Given request: The records that follow should be retyped word for word.

::: Material :::

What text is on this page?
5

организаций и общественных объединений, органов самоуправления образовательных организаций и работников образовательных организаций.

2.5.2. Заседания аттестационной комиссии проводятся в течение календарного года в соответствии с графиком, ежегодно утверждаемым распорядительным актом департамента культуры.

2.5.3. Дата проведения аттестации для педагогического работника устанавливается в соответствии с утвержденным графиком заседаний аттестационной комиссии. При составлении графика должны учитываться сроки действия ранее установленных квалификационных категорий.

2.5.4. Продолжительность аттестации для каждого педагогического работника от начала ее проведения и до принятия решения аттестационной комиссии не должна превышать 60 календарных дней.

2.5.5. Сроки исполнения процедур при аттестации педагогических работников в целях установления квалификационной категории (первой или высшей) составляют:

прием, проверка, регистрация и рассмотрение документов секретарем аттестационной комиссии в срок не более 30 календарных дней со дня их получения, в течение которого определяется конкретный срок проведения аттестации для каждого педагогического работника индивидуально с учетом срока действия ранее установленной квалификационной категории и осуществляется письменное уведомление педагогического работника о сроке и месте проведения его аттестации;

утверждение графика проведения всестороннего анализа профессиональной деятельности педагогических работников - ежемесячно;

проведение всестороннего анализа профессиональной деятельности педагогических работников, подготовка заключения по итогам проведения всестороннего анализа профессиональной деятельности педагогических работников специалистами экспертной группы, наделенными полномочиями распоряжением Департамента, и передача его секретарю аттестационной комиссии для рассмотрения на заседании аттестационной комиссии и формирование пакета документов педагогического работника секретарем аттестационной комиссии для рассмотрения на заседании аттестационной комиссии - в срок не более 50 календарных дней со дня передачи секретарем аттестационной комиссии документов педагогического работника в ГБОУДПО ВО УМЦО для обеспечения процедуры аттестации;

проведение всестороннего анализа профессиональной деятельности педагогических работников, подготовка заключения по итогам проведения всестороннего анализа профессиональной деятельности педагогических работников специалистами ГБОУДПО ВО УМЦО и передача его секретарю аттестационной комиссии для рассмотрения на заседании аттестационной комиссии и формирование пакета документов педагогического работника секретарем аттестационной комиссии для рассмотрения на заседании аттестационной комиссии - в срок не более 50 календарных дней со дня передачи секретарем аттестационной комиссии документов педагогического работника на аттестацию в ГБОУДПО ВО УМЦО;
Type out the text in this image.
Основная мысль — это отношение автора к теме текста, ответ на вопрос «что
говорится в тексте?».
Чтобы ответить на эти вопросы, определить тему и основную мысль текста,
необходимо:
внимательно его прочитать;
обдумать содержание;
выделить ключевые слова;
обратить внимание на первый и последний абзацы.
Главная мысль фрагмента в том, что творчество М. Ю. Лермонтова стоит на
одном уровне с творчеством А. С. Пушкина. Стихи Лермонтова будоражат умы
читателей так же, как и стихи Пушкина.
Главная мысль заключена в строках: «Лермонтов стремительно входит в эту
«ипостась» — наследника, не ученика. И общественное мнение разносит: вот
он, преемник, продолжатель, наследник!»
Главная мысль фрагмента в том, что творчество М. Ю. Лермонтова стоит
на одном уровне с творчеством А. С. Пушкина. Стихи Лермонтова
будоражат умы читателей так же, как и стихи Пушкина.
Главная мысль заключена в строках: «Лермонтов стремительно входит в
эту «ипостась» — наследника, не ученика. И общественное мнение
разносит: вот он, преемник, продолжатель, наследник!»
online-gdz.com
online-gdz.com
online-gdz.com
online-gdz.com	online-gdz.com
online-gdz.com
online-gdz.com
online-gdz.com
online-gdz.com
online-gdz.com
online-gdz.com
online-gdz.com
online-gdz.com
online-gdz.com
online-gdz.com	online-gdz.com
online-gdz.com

:::

Result of this exercise:
What text is on this page?
5

организаций и общественных объединений, органов самоуправления образовательных организаций и работников образовательных организаций.

2.5.2. Заседания аттестационной комиссии проводятся в течение календарного года в соответствии с графиком, ежегодно утверждаемым распорядительным актом департамента культуры.

2.5.3. Дата проведения аттестации для педагогического работника устанавливается в соответствии с утвержденным графиком заседаний аттестационной комиссии. При составлении графика должны учитываться сроки действия ранее установленных квалификационных категорий.

2.5.4. Продолжительность аттестации для каждого педагогического работника от начала ее проведения и до принятия решения аттестационной комиссии не должна превышать 60 календарных дней.

2.5.5. Сроки исполнения процедур при аттестации педагогических работников в целях установления квалификационной категории (первой или высшей) составляют:

прием, проверка, регистрация и рассмотрение документов секретарем аттестационной комиссии в срок не более 30 календарных дней со дня их получения, в течение которого определяется конкретный срок проведения аттестации для каждого педагогического работника индивидуально с учетом срока действия ранее установленной квалификационной категории и осуществляется письменное уведомление педагогического работника о сроке и месте проведения его аттестации;

утверждение графика проведения всестороннего анализа профессиональной деятельности педагогических работников - ежемесячно;

проведение всестороннего анализа профессиональной деятельности педагогических работников, подготовка заключения по итогам проведения всестороннего анализа профессиональной деятельности педагогических работников специалистами экспертной группы, наделенными полномочиями распоряжением Департамента, и передача его секретарю аттестационной комиссии для рассмотрения на заседании аттестационной комиссии и формирование пакета документов педагогического работника секретарем аттестационной комиссии для рассмотрения на заседании аттестационной комиссии - в срок не более 50 календарных дней со дня передачи секретарем аттестационной комиссии документов педагогического работника в ГБОУДПО ВО УМЦО для обеспечения процедуры аттестации;

проведение всестороннего анализа профессиональной деятельности педагогических работников, подготовка заключения по итогам проведения всестороннего анализа профессиональной деятельности педагогических работников специалистами ГБОУДПО ВО УМЦО и передача его секретарю аттестационной комиссии для рассмотрения на заседании аттестационной комиссии и формирование пакета документов педагогического работника секретарем аттестационной комиссии для рассмотрения на заседании аттестационной комиссии - в срок не более 50 календарных дней со дня передачи секретарем аттестационной комиссии документов педагогического работника на аттестацию в ГБОУДПО ВО УМЦО;
Type out the text in this image.
Основная мысль — это отношение автора к теме текста, ответ на вопрос «что
говорится в тексте?».
Чтобы ответить на эти вопросы, определить тему и основную мысль текста,
необходимо:
внимательно его прочитать;
обдумать содержание;
выделить ключевые слова;
обратить внимание на первый и последний абзацы.
Главная мысль фрагмента в том, что творчество М. Ю. Лермонтова стоит на
одном уровне с творчеством А. С. Пушкина. Стихи Лермонтова будоражат умы
читателей так же, как и стихи Пушкина.
Главная мысль заключена в строках: «Лермонтов стремительно входит в эту
«ипостась» — наследника, не ученика. И общественное мнение разносит: вот
он, преемник, продолжатель, наследник!»
Главная мысль фрагмента в том, что творчество М. Ю. Лермонтова стоит
на одном уровне с творчеством А. С. Пушкина. Стихи Лермонтова
будоражат умы читателей так же, как и стихи Пушкина.
Главная мысль заключена в строках: «Лермонтов стремительно входит в
эту «ипостась» — наследника, не ученика. И общественное мнение
разносит: вот он, преемник, продолжатель, наследник!»
online-gdz.com
online-gdz.com
online-gdz.com
online-gdz.com	online-gdz.com
online-gdz.com
online-gdz.com
online-gdz.com
online-gdz.com
online-gdz.com
online-gdz.com
online-gdz.com
online-gdz.com
online-gdz.com
online-gdz.com	online-gdz.com
online-gdz.com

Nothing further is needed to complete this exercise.